- **Goal of the exercise**: Images are not part of the copy; write out the rest of the data exactly as given.
* * * * * * *
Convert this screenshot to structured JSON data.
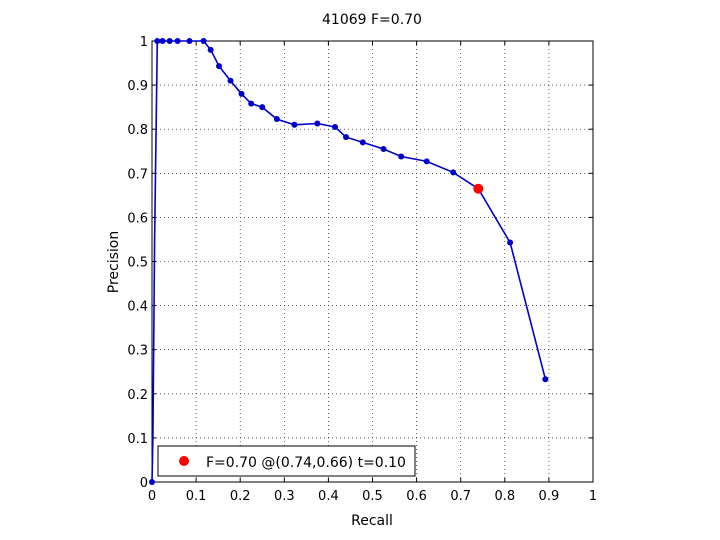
{
  "chart_data": {
    "type": "line",
    "title": "41069 F=0.70",
    "xlabel": "Recall",
    "ylabel": "Precision",
    "xlim": [
      0,
      1
    ],
    "ylim": [
      0,
      1
    ],
    "xticks": [
      "0",
      "0.1",
      "0.2",
      "0.3",
      "0.4",
      "0.5",
      "0.6",
      "0.7",
      "0.8",
      "0.9",
      "1"
    ],
    "yticks": [
      "0",
      "0.1",
      "0.2",
      "0.3",
      "0.4",
      "0.5",
      "0.6",
      "0.7",
      "0.8",
      "0.9",
      "1"
    ],
    "grid": true,
    "grid_style": "dotted",
    "line_color": "#0000cc",
    "marker_color": "#0000cc",
    "highlight_color": "#ff0000",
    "series": [
      {
        "x": [
          0.0,
          0.002,
          0.006,
          0.012,
          0.024,
          0.04,
          0.058,
          0.085,
          0.117,
          0.133,
          0.152,
          0.178,
          0.203,
          0.225,
          0.25,
          0.283,
          0.323,
          0.375,
          0.415,
          0.44,
          0.478,
          0.525,
          0.565,
          0.623,
          0.683,
          0.74,
          0.812,
          0.892
        ],
        "y": [
          0.0,
          0.1,
          0.55,
          1.0,
          1.0,
          1.0,
          1.0,
          1.0,
          1.0,
          0.98,
          0.943,
          0.91,
          0.88,
          0.858,
          0.85,
          0.823,
          0.81,
          0.813,
          0.805,
          0.782,
          0.77,
          0.755,
          0.738,
          0.727,
          0.702,
          0.665,
          0.543,
          0.233
        ],
        "markers": [
          0,
          3,
          4,
          5,
          6,
          7,
          8,
          9,
          10,
          11,
          12,
          13,
          14,
          15,
          16,
          17,
          18,
          19,
          20,
          21,
          22,
          23,
          24,
          26,
          27
        ]
      }
    ],
    "highlight_point": {
      "x": 0.74,
      "y": 0.665
    },
    "legend": {
      "placement": "bottom-left",
      "text": "F=0.70 @(0.74,0.66) t=0.10"
    }
  }
}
* * * * * * *
- **Task answer**:
Convert this screenshot to structured JSON data.
{
  "chart_data": {
    "type": "line",
    "title": "41069 F=0.70",
    "xlabel": "Recall",
    "ylabel": "Precision",
    "xlim": [
      0,
      1
    ],
    "ylim": [
      0,
      1
    ],
    "xticks": [
      "0",
      "0.1",
      "0.2",
      "0.3",
      "0.4",
      "0.5",
      "0.6",
      "0.7",
      "0.8",
      "0.9",
      "1"
    ],
    "yticks": [
      "0",
      "0.1",
      "0.2",
      "0.3",
      "0.4",
      "0.5",
      "0.6",
      "0.7",
      "0.8",
      "0.9",
      "1"
    ],
    "grid": true,
    "grid_style": "dotted",
    "line_color": "#0000cc",
    "marker_color": "#0000cc",
    "highlight_color": "#ff0000",
    "series": [
      {
        "x": [
          0.0,
          0.002,
          0.006,
          0.012,
          0.024,
          0.04,
          0.058,
          0.085,
          0.117,
          0.133,
          0.152,
          0.178,
          0.203,
          0.225,
          0.25,
          0.283,
          0.323,
          0.375,
          0.415,
          0.44,
          0.478,
          0.525,
          0.565,
          0.623,
          0.683,
          0.74,
          0.812,
          0.892
        ],
        "y": [
          0.0,
          0.1,
          0.55,
          1.0,
          1.0,
          1.0,
          1.0,
          1.0,
          1.0,
          0.98,
          0.943,
          0.91,
          0.88,
          0.858,
          0.85,
          0.823,
          0.81,
          0.813,
          0.805,
          0.782,
          0.77,
          0.755,
          0.738,
          0.727,
          0.702,
          0.665,
          0.543,
          0.233
        ],
        "markers": [
          0,
          3,
          4,
          5,
          6,
          7,
          8,
          9,
          10,
          11,
          12,
          13,
          14,
          15,
          16,
          17,
          18,
          19,
          20,
          21,
          22,
          23,
          24,
          26,
          27
        ]
      }
    ],
    "highlight_point": {
      "x": 0.74,
      "y": 0.665
    },
    "legend": {
      "placement": "bottom-left",
      "text": "F=0.70 @(0.74,0.66) t=0.10"
    }
  }
}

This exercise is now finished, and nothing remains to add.